-- Task instructions --
Each entry must be restated exactly as it appears.

-- Data for this exercise --

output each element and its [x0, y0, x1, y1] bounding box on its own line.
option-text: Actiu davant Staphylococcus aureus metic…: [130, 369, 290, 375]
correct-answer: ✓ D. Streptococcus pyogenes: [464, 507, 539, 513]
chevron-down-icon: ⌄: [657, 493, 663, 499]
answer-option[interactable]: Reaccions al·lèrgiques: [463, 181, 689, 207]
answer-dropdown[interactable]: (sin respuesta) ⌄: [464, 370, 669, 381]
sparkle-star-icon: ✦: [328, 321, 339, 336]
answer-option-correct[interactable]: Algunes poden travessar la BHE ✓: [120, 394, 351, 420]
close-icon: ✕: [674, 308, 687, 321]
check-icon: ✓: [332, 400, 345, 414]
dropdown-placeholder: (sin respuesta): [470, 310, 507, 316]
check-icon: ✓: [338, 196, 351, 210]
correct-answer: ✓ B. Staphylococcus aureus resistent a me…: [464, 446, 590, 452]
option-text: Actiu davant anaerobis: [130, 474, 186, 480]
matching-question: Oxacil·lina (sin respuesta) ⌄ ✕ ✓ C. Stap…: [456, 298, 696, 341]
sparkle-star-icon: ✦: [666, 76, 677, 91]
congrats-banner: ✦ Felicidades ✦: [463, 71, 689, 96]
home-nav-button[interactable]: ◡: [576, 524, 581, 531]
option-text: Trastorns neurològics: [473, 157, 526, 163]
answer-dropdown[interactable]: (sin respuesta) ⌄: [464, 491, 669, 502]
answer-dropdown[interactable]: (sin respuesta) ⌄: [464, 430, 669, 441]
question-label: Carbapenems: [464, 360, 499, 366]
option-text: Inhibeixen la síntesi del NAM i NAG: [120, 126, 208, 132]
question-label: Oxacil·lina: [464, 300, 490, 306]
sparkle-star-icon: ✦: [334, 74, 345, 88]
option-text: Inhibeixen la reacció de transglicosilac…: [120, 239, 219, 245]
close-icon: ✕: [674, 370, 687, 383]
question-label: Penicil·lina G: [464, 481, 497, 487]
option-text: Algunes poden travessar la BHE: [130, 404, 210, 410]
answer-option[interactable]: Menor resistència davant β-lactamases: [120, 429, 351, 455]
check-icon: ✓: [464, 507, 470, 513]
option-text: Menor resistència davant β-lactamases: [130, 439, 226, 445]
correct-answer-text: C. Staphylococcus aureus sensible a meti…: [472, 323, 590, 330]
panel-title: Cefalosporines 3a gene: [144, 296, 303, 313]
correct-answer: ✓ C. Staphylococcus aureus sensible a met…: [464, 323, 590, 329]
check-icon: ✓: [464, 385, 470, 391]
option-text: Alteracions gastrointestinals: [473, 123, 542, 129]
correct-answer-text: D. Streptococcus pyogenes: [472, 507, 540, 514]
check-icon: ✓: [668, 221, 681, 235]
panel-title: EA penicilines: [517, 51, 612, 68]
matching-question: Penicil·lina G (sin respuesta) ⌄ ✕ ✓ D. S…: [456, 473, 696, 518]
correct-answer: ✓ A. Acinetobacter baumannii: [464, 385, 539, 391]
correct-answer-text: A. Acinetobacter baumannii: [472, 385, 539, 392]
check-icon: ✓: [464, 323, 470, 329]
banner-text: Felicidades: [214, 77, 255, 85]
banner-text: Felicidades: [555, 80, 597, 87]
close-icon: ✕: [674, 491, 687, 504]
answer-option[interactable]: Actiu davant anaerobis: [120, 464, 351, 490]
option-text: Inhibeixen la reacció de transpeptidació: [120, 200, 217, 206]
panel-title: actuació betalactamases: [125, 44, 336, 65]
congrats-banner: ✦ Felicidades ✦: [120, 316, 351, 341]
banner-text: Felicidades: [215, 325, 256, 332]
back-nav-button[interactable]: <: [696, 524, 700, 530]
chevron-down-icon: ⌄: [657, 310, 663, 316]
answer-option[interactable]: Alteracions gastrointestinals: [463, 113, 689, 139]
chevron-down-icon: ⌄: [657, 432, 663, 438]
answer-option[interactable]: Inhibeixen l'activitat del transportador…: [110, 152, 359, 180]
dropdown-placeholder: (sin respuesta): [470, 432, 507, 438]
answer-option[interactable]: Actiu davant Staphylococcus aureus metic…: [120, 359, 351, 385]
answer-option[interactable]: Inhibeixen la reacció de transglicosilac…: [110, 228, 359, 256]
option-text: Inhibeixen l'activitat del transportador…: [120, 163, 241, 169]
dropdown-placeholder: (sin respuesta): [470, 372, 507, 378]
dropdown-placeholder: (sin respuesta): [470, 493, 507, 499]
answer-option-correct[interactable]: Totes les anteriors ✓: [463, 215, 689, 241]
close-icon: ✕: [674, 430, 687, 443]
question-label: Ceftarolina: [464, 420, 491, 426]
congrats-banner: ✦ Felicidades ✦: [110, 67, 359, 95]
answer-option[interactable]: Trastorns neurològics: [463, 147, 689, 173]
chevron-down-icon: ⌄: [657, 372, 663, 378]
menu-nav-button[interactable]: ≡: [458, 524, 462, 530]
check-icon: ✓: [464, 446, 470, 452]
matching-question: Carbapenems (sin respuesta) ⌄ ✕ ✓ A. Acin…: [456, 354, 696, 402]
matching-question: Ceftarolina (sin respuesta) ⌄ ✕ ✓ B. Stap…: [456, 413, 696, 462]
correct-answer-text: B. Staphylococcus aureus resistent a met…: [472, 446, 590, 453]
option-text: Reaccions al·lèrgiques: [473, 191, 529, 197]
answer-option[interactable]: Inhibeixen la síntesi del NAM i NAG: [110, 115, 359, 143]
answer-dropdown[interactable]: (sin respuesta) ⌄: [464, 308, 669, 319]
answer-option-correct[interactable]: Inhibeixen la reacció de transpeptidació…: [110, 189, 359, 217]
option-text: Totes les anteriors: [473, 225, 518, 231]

-- Result of the task --
output each element and its [x0, y0, x1, y1] bounding box on its own line.
option-text: Actiu davant Staphylococcus aureus metic…: [130, 369, 290, 375]
correct-answer: ✓ D. Streptococcus pyogenes: [464, 507, 539, 513]
chevron-down-icon: ⌄: [657, 493, 663, 499]
answer-option[interactable]: Reaccions al·lèrgiques: [463, 181, 689, 207]
answer-dropdown[interactable]: (sin respuesta) ⌄: [464, 370, 669, 381]
sparkle-star-icon: ✦: [328, 321, 339, 336]
answer-option-correct[interactable]: Algunes poden travessar la BHE ✓: [120, 394, 351, 420]
close-icon: ✕: [674, 308, 687, 321]
check-icon: ✓: [332, 400, 345, 414]
dropdown-placeholder: (sin respuesta): [470, 310, 507, 316]
check-icon: ✓: [338, 196, 351, 210]
correct-answer: ✓ B. Staphylococcus aureus resistent a me…: [464, 446, 590, 452]
option-text: Actiu davant anaerobis: [130, 474, 186, 480]
matching-question: Oxacil·lina (sin respuesta) ⌄ ✕ ✓ C. Stap…: [456, 298, 696, 341]
sparkle-star-icon: ✦: [666, 76, 677, 91]
congrats-banner: ✦ Felicidades ✦: [463, 71, 689, 96]
home-nav-button[interactable]: ◡: [576, 524, 581, 531]
option-text: Trastorns neurològics: [473, 157, 526, 163]
answer-dropdown[interactable]: (sin respuesta) ⌄: [464, 491, 669, 502]
answer-dropdown[interactable]: (sin respuesta) ⌄: [464, 430, 669, 441]
question-label: Carbapenems: [464, 360, 499, 366]
option-text: Inhibeixen la síntesi del NAM i NAG: [120, 126, 208, 132]
question-label: Oxacil·lina: [464, 300, 490, 306]
sparkle-star-icon: ✦: [334, 74, 345, 88]
option-text: Inhibeixen la reacció de transglicosilac…: [120, 239, 219, 245]
close-icon: ✕: [674, 370, 687, 383]
question-label: Penicil·lina G: [464, 481, 497, 487]
option-text: Algunes poden travessar la BHE: [130, 404, 210, 410]
answer-option[interactable]: Menor resistència davant β-lactamases: [120, 429, 351, 455]
check-icon: ✓: [464, 507, 470, 513]
option-text: Menor resistència davant β-lactamases: [130, 439, 226, 445]
correct-answer-text: C. Staphylococcus aureus sensible a meti…: [472, 323, 590, 330]
panel-title: Cefalosporines 3a gene: [144, 296, 303, 313]
correct-answer: ✓ C. Staphylococcus aureus sensible a met…: [464, 323, 590, 329]
check-icon: ✓: [464, 385, 470, 391]
option-text: Alteracions gastrointestinals: [473, 123, 542, 129]
correct-answer-text: D. Streptococcus pyogenes: [472, 507, 540, 514]
check-icon: ✓: [668, 221, 681, 235]
panel-title: EA penicilines: [517, 51, 612, 68]
matching-question: Penicil·lina G (sin respuesta) ⌄ ✕ ✓ D. S…: [456, 473, 696, 518]
correct-answer: ✓ A. Acinetobacter baumannii: [464, 385, 539, 391]
correct-answer-text: A. Acinetobacter baumannii: [472, 385, 539, 392]
check-icon: ✓: [464, 323, 470, 329]
banner-text: Felicidades: [214, 77, 255, 85]
banner-text: Felicidades: [555, 80, 597, 87]
close-icon: ✕: [674, 491, 687, 504]
answer-option[interactable]: Actiu davant anaerobis: [120, 464, 351, 490]
option-text: Inhibeixen la reacció de transpeptidació: [120, 200, 217, 206]
panel-title: actuació betalactamases: [125, 44, 336, 65]
congrats-banner: ✦ Felicidades ✦: [120, 316, 351, 341]
banner-text: Felicidades: [215, 325, 256, 332]
back-nav-button[interactable]: <: [696, 524, 700, 530]
chevron-down-icon: ⌄: [657, 310, 663, 316]
answer-option[interactable]: Alteracions gastrointestinals: [463, 113, 689, 139]
chevron-down-icon: ⌄: [657, 432, 663, 438]
answer-option[interactable]: Inhibeixen l'activitat del transportador…: [110, 152, 359, 180]
dropdown-placeholder: (sin respuesta): [470, 432, 507, 438]
answer-option[interactable]: Actiu davant Staphylococcus aureus metic…: [120, 359, 351, 385]
answer-option[interactable]: Inhibeixen la reacció de transglicosilac…: [110, 228, 359, 256]
option-text: Inhibeixen l'activitat del transportador…: [120, 163, 241, 169]
dropdown-placeholder: (sin respuesta): [470, 372, 507, 378]
dropdown-placeholder: (sin respuesta): [470, 493, 507, 499]
answer-option-correct[interactable]: Totes les anteriors ✓: [463, 215, 689, 241]
close-icon: ✕: [674, 430, 687, 443]
question-label: Ceftarolina: [464, 420, 491, 426]
congrats-banner: ✦ Felicidades ✦: [110, 67, 359, 95]
answer-option[interactable]: Trastorns neurològics: [463, 147, 689, 173]
chevron-down-icon: ⌄: [657, 372, 663, 378]
menu-nav-button[interactable]: ≡: [458, 524, 462, 530]
check-icon: ✓: [464, 446, 470, 452]
matching-question: Carbapenems (sin respuesta) ⌄ ✕ ✓ A. Acin…: [456, 354, 696, 402]
matching-question: Ceftarolina (sin respuesta) ⌄ ✕ ✓ B. Stap…: [456, 413, 696, 462]
correct-answer-text: B. Staphylococcus aureus resistent a met…: [472, 446, 590, 453]
option-text: Reaccions al·lèrgiques: [473, 191, 529, 197]
answer-option[interactable]: Inhibeixen la síntesi del NAM i NAG: [110, 115, 359, 143]
answer-dropdown[interactable]: (sin respuesta) ⌄: [464, 308, 669, 319]
answer-option-correct[interactable]: Inhibeixen la reacció de transpeptidació…: [110, 189, 359, 217]
option-text: Totes les anteriors: [473, 225, 518, 231]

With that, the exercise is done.